[Data records]
====

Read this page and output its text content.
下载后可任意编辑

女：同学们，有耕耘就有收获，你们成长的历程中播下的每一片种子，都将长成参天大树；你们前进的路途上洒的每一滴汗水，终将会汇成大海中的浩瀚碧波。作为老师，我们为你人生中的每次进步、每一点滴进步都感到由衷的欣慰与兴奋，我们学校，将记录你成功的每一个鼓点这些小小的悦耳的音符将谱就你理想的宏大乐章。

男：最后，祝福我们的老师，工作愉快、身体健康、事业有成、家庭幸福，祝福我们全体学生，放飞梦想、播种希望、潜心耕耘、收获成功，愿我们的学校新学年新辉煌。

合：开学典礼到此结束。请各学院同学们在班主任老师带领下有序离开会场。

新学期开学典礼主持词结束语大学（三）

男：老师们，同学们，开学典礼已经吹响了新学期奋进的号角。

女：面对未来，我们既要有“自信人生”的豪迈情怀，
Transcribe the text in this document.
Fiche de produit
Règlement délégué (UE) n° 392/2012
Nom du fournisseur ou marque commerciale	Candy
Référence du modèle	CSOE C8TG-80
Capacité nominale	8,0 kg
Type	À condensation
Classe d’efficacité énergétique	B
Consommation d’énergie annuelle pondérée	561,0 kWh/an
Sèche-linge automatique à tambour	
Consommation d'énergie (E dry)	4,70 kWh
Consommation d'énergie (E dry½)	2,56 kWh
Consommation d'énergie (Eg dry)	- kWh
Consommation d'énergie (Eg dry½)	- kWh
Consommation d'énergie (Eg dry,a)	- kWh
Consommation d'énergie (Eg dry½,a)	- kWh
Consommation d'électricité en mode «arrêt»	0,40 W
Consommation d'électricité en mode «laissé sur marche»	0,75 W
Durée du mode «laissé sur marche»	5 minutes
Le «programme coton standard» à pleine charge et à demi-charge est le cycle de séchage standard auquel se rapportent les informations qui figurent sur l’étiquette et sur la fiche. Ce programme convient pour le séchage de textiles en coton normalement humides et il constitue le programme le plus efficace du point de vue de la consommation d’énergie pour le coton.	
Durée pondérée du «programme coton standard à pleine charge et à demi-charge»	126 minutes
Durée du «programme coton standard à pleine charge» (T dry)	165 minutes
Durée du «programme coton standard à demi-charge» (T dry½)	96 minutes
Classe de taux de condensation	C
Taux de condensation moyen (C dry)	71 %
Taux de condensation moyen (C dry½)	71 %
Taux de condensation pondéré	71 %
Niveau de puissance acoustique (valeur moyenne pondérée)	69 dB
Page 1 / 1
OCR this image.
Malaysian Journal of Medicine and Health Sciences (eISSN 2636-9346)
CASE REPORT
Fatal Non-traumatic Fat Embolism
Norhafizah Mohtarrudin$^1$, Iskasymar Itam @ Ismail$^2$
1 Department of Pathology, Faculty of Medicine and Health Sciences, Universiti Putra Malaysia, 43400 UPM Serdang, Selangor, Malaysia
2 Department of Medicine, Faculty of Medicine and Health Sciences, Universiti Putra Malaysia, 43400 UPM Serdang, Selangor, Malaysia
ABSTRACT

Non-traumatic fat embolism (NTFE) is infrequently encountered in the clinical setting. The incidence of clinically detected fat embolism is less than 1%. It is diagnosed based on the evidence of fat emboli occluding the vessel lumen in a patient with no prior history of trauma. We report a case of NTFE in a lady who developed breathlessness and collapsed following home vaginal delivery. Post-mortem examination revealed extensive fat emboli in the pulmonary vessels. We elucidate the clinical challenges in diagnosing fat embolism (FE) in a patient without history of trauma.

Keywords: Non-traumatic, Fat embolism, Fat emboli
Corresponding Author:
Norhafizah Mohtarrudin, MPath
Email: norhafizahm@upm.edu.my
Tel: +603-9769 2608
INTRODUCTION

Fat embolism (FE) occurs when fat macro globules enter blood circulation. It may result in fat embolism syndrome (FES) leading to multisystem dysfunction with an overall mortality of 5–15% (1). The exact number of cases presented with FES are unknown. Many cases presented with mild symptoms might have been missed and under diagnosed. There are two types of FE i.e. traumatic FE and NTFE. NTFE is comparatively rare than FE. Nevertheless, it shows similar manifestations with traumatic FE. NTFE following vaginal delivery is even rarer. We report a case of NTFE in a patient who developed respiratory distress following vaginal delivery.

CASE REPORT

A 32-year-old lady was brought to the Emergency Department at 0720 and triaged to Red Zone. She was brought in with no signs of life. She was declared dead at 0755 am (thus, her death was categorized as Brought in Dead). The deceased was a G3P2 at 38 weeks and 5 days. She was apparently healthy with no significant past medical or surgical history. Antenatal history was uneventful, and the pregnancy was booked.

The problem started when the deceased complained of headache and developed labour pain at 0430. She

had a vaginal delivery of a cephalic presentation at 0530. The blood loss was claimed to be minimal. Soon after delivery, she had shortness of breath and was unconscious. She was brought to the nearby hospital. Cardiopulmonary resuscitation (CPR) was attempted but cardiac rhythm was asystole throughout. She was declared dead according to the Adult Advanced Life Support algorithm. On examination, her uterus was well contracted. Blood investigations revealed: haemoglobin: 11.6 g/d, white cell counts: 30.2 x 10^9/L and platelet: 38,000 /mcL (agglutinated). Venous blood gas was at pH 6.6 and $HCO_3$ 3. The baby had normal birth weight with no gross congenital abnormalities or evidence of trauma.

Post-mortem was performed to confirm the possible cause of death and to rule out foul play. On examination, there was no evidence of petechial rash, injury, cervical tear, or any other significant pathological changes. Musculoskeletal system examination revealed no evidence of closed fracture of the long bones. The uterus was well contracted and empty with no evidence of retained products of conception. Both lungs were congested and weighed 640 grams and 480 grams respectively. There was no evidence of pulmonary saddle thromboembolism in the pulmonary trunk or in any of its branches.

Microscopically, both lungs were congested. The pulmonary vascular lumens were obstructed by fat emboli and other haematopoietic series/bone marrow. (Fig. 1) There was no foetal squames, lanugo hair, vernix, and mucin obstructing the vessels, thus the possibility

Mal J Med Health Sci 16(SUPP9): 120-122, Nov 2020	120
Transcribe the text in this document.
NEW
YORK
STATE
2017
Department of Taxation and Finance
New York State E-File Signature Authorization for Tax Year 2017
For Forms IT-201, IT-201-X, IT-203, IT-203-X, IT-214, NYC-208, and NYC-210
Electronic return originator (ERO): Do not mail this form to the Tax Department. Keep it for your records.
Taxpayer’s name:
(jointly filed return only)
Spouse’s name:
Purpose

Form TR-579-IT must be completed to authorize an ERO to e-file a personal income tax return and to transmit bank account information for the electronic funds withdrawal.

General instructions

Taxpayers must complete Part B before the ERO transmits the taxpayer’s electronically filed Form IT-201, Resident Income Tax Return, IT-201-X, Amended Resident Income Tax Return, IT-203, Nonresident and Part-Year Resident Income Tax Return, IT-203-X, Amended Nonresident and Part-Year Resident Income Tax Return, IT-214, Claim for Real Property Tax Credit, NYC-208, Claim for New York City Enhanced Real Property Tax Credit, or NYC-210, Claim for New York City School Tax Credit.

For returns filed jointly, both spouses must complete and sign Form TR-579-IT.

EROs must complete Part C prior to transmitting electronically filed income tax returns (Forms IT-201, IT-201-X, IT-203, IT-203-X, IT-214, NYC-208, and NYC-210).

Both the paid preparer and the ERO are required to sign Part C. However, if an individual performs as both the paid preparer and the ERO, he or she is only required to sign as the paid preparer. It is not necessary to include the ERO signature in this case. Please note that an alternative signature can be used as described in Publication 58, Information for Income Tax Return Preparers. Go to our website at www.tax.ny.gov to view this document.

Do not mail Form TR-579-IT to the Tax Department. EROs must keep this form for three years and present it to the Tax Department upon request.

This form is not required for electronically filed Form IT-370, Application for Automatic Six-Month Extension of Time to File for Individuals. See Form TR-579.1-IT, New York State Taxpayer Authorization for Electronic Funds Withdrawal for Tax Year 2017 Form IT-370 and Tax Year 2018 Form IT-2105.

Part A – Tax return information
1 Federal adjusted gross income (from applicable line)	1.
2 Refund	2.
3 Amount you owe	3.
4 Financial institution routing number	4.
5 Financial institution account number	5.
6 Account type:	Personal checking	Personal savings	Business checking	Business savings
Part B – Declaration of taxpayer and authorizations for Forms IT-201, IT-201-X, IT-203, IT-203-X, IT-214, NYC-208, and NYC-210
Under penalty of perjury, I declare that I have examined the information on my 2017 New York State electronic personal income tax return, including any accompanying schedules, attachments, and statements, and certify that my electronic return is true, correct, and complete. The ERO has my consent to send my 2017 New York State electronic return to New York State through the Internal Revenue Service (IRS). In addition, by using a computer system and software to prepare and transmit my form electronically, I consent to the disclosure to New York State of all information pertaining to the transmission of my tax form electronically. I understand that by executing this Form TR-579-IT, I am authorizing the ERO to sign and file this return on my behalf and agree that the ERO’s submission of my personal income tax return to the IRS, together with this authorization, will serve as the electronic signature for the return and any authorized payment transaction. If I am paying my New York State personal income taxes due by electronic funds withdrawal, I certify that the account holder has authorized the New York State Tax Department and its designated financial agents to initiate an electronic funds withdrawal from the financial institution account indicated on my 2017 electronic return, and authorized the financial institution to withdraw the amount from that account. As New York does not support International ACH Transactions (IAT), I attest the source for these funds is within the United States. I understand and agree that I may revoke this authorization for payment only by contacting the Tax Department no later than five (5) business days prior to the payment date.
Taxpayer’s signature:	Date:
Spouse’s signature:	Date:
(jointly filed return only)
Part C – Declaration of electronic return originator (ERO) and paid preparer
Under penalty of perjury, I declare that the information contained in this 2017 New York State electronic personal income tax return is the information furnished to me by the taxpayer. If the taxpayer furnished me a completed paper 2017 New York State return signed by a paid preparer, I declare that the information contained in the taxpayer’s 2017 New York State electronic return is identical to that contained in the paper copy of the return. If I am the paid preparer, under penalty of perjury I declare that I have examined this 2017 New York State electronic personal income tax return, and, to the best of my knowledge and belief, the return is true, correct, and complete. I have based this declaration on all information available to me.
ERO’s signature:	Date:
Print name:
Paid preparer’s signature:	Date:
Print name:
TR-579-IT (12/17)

====

**Task objective:** Filter the records above for lines containing the word "well", and copy those lines.

**Solution to the exercise:**
had a vaginal delivery of a cephalic presentation at 0530. The blood loss was claimed to be minimal. Soon after delivery, she had shortness of breath and was unconscious. She was brought to the nearby hospital. Cardiopulmonary resuscitation (CPR) was attempted but cardiac rhythm was asystole throughout. She was declared dead according to the Adult Advanced Life Support algorithm. On examination, her uterus was well contracted. Blood investigations revealed: haemoglobin: 11.6 g/d, white cell counts: 30.2 x 10^9/L and platelet: 38,000 /mcL (agglutinated). Venous blood gas was at pH 6.6 and $HCO_3$ 3. The baby had normal birth weight with no gross congenital abnormalities or evidence of trauma.
Post-mortem was performed to confirm the possible cause of death and to rule out foul play. On examination, there was no evidence of petechial rash, injury, cervical tear, or any other significant pathological changes. Musculoskeletal system examination revealed no evidence of closed fracture of the long bones. The uterus was well contracted and empty with no evidence of retained products of conception. Both lungs were congested and weighed 640 grams and 480 grams respectively. There was no evidence of pulmonary saddle thromboembolism in the pulmonary trunk or in any of its branches.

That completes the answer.